- **What you are asked to do**: Sort through the data and copy the lines holding the word "Linie".

- **Information supplied**:
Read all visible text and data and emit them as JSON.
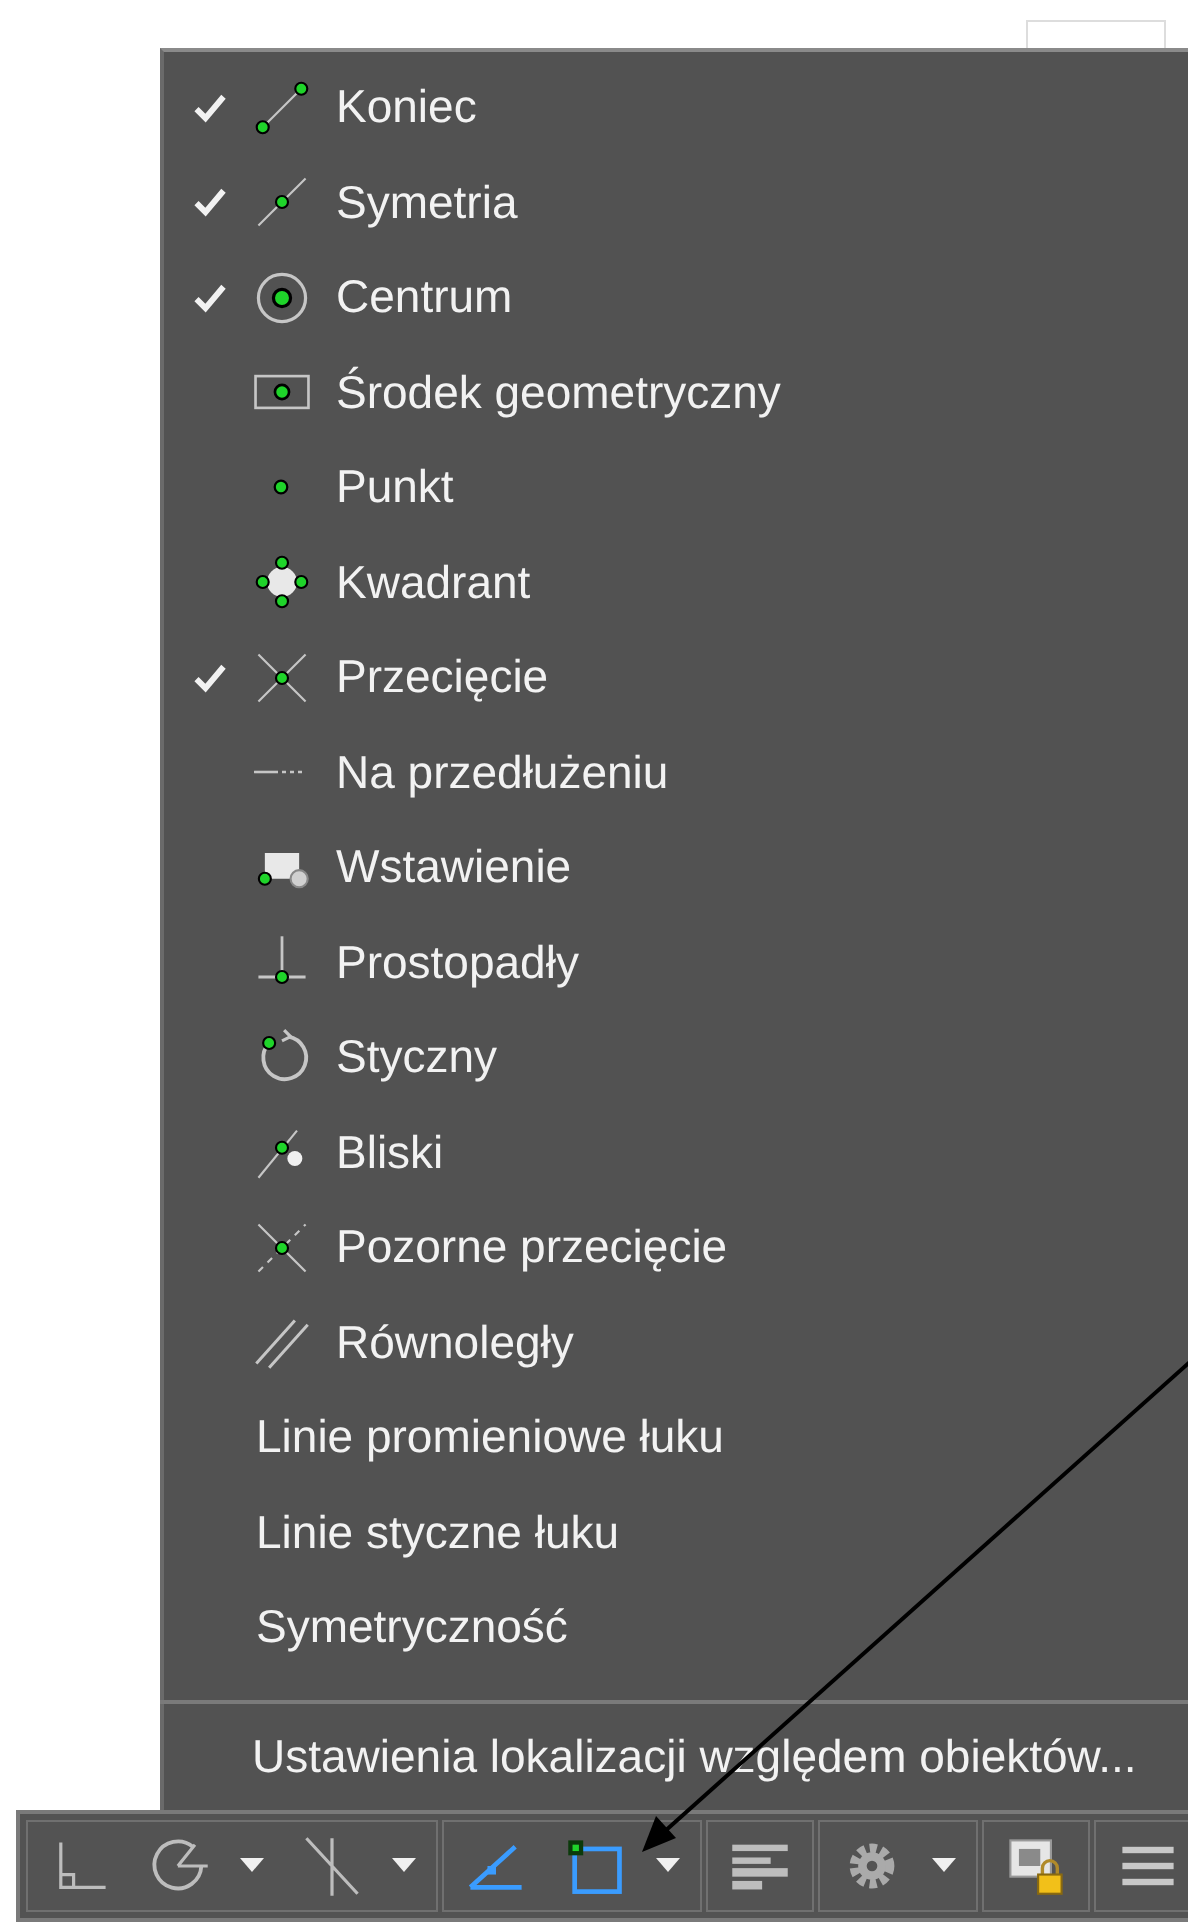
{
  "menu": {
    "items": [
      {
        "kind": "endpoint",
        "label": "Koniec",
        "checked": true
      },
      {
        "kind": "midpoint",
        "label": "Symetria",
        "checked": true
      },
      {
        "kind": "center",
        "label": "Centrum",
        "checked": true
      },
      {
        "kind": "geocenter",
        "label": "Środek geometryczny",
        "checked": false
      },
      {
        "kind": "node",
        "label": "Punkt",
        "checked": false
      },
      {
        "kind": "quadrant",
        "label": "Kwadrant",
        "checked": false
      },
      {
        "kind": "intersection",
        "label": "Przecięcie",
        "checked": true
      },
      {
        "kind": "extension",
        "label": "Na przedłużeniu",
        "checked": false
      },
      {
        "kind": "insertion",
        "label": "Wstawienie",
        "checked": false
      },
      {
        "kind": "perpendicular",
        "label": "Prostopadły",
        "checked": false
      },
      {
        "kind": "tangent",
        "label": "Styczny",
        "checked": false
      },
      {
        "kind": "nearest",
        "label": "Bliski",
        "checked": false
      },
      {
        "kind": "apparent",
        "label": "Pozorne przecięcie",
        "checked": false
      },
      {
        "kind": "parallel",
        "label": "Równoległy",
        "checked": false
      },
      {
        "kind": "plain",
        "label": "Linie promieniowe łuku",
        "checked": false
      },
      {
        "kind": "plain",
        "label": "Linie styczne łuku",
        "checked": false
      },
      {
        "kind": "plain",
        "label": "Symetryczność",
        "checked": false
      }
    ],
    "settings_item": "Ustawienia lokalizacji względem obiektów..."
  },
  "toolbar": {
    "groups": [
      [
        {
          "kind": "ortho",
          "on": false,
          "dropdown": false
        },
        {
          "kind": "polar",
          "on": false,
          "dropdown": true
        },
        {
          "kind": "isometric",
          "on": false,
          "dropdown": true
        }
      ],
      [
        {
          "kind": "tracking",
          "on": true,
          "dropdown": false
        },
        {
          "kind": "osnap",
          "on": true,
          "dropdown": true
        }
      ],
      [
        {
          "kind": "lineweight",
          "on": false,
          "dropdown": false
        }
      ],
      [
        {
          "kind": "gear",
          "dropdown": true
        }
      ],
      [
        {
          "kind": "lock",
          "dropdown": false
        }
      ],
      [
        {
          "kind": "menu",
          "dropdown": false
        }
      ]
    ]
  }
}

- **Solution to this problem**:
        "label": "Linie promieniowe łuku",
        "label": "Linie styczne łuku",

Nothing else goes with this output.